▸ **WHAT THE TASK REQUIRES**: From the listing below, extract each entry exactly as written, minus the images.

── TASK INPUTS ──

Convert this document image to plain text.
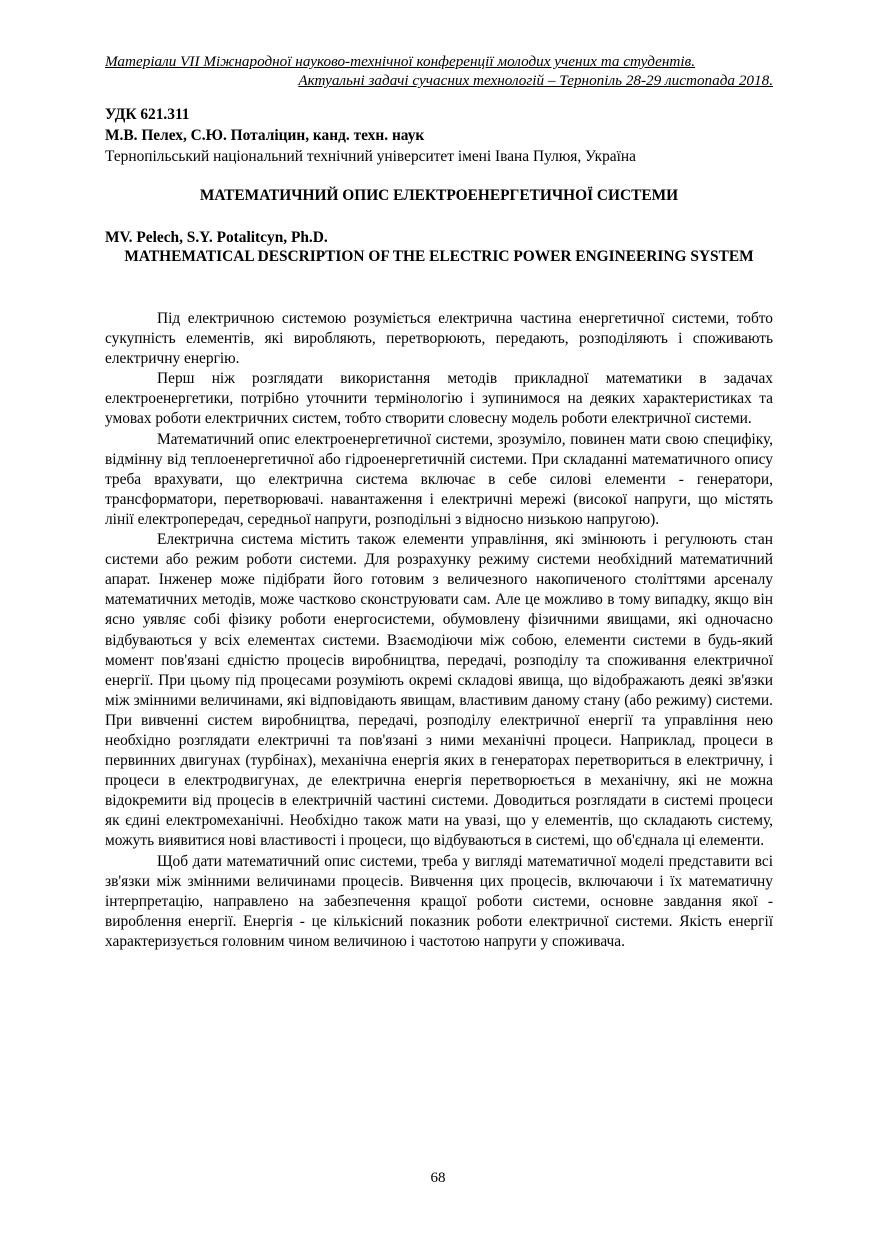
Матеріали VII Міжнародної науково-технічної конференції молодих учених та студентів.
Актуальні задачі сучасних технологій – Тернопіль 28-29 листопада 2018.
УДК 621.311
М.В. Пелех, С.Ю. Поталіцин, канд. техн. наук
Тернопільський національний технічний університет імені Івана Пулюя, Україна
МАТЕМАТИЧНИЙ ОПИС ЕЛЕКТРОЕНЕРГЕТИЧНОЇ СИСТЕМИ
MV. Pelech, S.Y. Potalitcyn, Ph.D.
MATHEMATICAL DESCRIPTION OF THE ELECTRIC POWER ENGINEERING SYSTEM

Під електричною системою розуміється електрична частина енергетичної системи, тобто сукупність елементів, які виробляють, перетворюють, передають, розподіляють і споживають електричну енергію.

Перш ніж розглядати використання методів прикладної математики в задачах електроенергетики, потрібно уточнити термінологію і зупинимося на деяких характеристиках та умовах роботи електричних систем, тобто створити словесну модель роботи електричної системи.

Математичний опис електроенергетичної системи, зрозуміло, повинен мати свою специфіку, відмінну від теплоенергетичної або гідроенергетичній системи. При складанні математичного опису треба врахувати, що електрична система включає в себе силові елементи - генератори, трансформатори, перетворювачі. навантаження і електричні мережі (високої напруги, що містять лінії електропередач, середньої напруги, розподільні з відносно низькою напругою).

Електрична система містить також елементи управління, які змінюють і регулюють стан системи або режим роботи системи. Для розрахунку режиму системи необхідний математичний апарат. Інженер може підібрати його готовим з величезного накопиченого століттями арсеналу математичних методів, може частково сконструювати сам. Але це можливо в тому випадку, якщо він ясно уявляє собі фізику роботи енергосистеми, обумовлену фізичними явищами, які одночасно відбуваються у всіх елементах системи. Взаємодіючи між собою, елементи системи в будь-який момент пов'язані єдністю процесів виробництва, передачі, розподілу та споживання електричної енергії. При цьому під процесами розуміють окремі складові явища, що відображають деякі зв'язки між змінними величинами, які відповідають явищам, властивим даному стану (або режиму) системи. При вивченні систем виробництва, передачі, розподілу електричної енергії та управління нею необхідно розглядати електричні та пов'язані з ними механічні процеси. Наприклад, процеси в первинних двигунах (турбінах), механічна енергія яких в генераторах перетвориться в електричну, і процеси в електродвигунах, де електрична енергія перетворюється в механічну, які не можна відокремити від процесів в електричній частині системи. Доводиться розглядати в системі процеси як єдині електромеханічні. Необхідно також мати на увазі, що у елементів, що складають систему, можуть виявитися нові властивості і процеси, що відбуваються в системі, що об'єднала ці елементи.

Щоб дати математичний опис системи, треба у вигляді математичної моделі представити всі зв'язки між змінними величинами процесів. Вивчення цих процесів, включаючи і їх математичну інтерпретацію, направлено на забезпечення кращої роботи системи, основне завдання якої - вироблення енергії. Енергія - це кількісний показник роботи електричної системи. Якість енергії характеризується головним чином величиною і частотою напруги у споживача.

68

───

▸ **WRITTEN SOLUTION**:
Convert this document image to plain text.
Матеріали VII Міжнародної науково-технічної конференції молодих учених та студентів.
Актуальні задачі сучасних технологій – Тернопіль 28-29 листопада 2018.
УДК 621.311
М.В. Пелех, С.Ю. Поталіцин, канд. техн. наук
Тернопільський національний технічний університет імені Івана Пулюя, Україна
МАТЕМАТИЧНИЙ ОПИС ЕЛЕКТРОЕНЕРГЕТИЧНОЇ СИСТЕМИ
MV. Pelech, S.Y. Potalitcyn, Ph.D.
MATHEMATICAL DESCRIPTION OF THE ELECTRIC POWER ENGINEERING SYSTEM

Під електричною системою розуміється електрична частина енергетичної системи, тобто сукупність елементів, які виробляють, перетворюють, передають, розподіляють і споживають електричну енергію.

Перш ніж розглядати використання методів прикладної математики в задачах електроенергетики, потрібно уточнити термінологію і зупинимося на деяких характеристиках та умовах роботи електричних систем, тобто створити словесну модель роботи електричної системи.

Математичний опис електроенергетичної системи, зрозуміло, повинен мати свою специфіку, відмінну від теплоенергетичної або гідроенергетичній системи. При складанні математичного опису треба врахувати, що електрична система включає в себе силові елементи - генератори, трансформатори, перетворювачі. навантаження і електричні мережі (високої напруги, що містять лінії електропередач, середньої напруги, розподільні з відносно низькою напругою).

Електрична система містить також елементи управління, які змінюють і регулюють стан системи або режим роботи системи. Для розрахунку режиму системи необхідний математичний апарат. Інженер може підібрати його готовим з величезного накопиченого століттями арсеналу математичних методів, може частково сконструювати сам. Але це можливо в тому випадку, якщо він ясно уявляє собі фізику роботи енергосистеми, обумовлену фізичними явищами, які одночасно відбуваються у всіх елементах системи. Взаємодіючи між собою, елементи системи в будь-який момент пов'язані єдністю процесів виробництва, передачі, розподілу та споживання електричної енергії. При цьому під процесами розуміють окремі складові явища, що відображають деякі зв'язки між змінними величинами, які відповідають явищам, властивим даному стану (або режиму) системи. При вивченні систем виробництва, передачі, розподілу електричної енергії та управління нею необхідно розглядати електричні та пов'язані з ними механічні процеси. Наприклад, процеси в первинних двигунах (турбінах), механічна енергія яких в генераторах перетвориться в електричну, і процеси в електродвигунах, де електрична енергія перетворюється в механічну, які не можна відокремити від процесів в електричній частині системи. Доводиться розглядати в системі процеси як єдині електромеханічні. Необхідно також мати на увазі, що у елементів, що складають систему, можуть виявитися нові властивості і процеси, що відбуваються в системі, що об'єднала ці елементи.

Щоб дати математичний опис системи, треба у вигляді математичної моделі представити всі зв'язки між змінними величинами процесів. Вивчення цих процесів, включаючи і їх математичну інтерпретацію, направлено на забезпечення кращої роботи системи, основне завдання якої - вироблення енергії. Енергія - це кількісний показник роботи електричної системи. Якість енергії характеризується головним чином величиною і частотою напруги у споживача.

68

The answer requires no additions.